(Exercise description): Every line from the one with "Decode this image" to the end of the data needs to be copied exactly, and no line before it.

(Input material):
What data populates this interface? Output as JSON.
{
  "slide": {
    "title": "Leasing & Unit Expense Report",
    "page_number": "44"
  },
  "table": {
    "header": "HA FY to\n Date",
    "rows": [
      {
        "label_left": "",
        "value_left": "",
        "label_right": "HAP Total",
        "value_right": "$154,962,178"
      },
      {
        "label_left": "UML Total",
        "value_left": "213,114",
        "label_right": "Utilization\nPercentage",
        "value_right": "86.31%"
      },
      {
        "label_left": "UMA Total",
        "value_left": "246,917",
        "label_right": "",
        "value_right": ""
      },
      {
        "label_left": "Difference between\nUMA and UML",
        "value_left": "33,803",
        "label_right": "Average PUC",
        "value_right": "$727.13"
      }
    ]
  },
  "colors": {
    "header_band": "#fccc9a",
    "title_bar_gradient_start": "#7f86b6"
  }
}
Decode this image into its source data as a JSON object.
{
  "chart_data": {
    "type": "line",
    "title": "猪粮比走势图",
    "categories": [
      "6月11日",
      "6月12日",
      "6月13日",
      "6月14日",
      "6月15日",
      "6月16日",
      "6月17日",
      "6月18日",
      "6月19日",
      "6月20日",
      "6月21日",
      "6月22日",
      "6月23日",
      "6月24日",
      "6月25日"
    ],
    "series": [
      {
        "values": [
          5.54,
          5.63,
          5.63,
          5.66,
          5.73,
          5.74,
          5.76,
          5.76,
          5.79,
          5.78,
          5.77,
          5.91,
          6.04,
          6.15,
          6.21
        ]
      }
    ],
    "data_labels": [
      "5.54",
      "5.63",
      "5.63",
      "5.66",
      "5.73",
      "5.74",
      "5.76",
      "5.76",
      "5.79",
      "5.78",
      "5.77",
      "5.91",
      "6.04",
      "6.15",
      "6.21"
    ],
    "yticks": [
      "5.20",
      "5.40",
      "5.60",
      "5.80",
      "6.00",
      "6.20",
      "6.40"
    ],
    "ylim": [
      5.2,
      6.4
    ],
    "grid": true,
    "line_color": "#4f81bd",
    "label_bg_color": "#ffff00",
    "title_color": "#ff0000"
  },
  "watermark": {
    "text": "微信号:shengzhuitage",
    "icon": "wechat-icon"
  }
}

(Response):
Decode this image into its source data as a JSON object.
{
  "chart_data": {
    "type": "line",
    "title": "猪粮比走势图",
    "categories": [
      "6月11日",
      "6月12日",
      "6月13日",
      "6月14日",
      "6月15日",
      "6月16日",
      "6月17日",
      "6月18日",
      "6月19日",
      "6月20日",
      "6月21日",
      "6月22日",
      "6月23日",
      "6月24日",
      "6月25日"
    ],
    "series": [
      {
        "values": [
          5.54,
          5.63,
          5.63,
          5.66,
          5.73,
          5.74,
          5.76,
          5.76,
          5.79,
          5.78,
          5.77,
          5.91,
          6.04,
          6.15,
          6.21
        ]
      }
    ],
    "data_labels": [
      "5.54",
      "5.63",
      "5.63",
      "5.66",
      "5.73",
      "5.74",
      "5.76",
      "5.76",
      "5.79",
      "5.78",
      "5.77",
      "5.91",
      "6.04",
      "6.15",
      "6.21"
    ],
    "yticks": [
      "5.20",
      "5.40",
      "5.60",
      "5.80",
      "6.00",
      "6.20",
      "6.40"
    ],
    "ylim": [
      5.2,
      6.4
    ],
    "grid": true,
    "line_color": "#4f81bd",
    "label_bg_color": "#ffff00",
    "title_color": "#ff0000"
  },
  "watermark": {
    "text": "微信号:shengzhuitage",
    "icon": "wechat-icon"
  }
}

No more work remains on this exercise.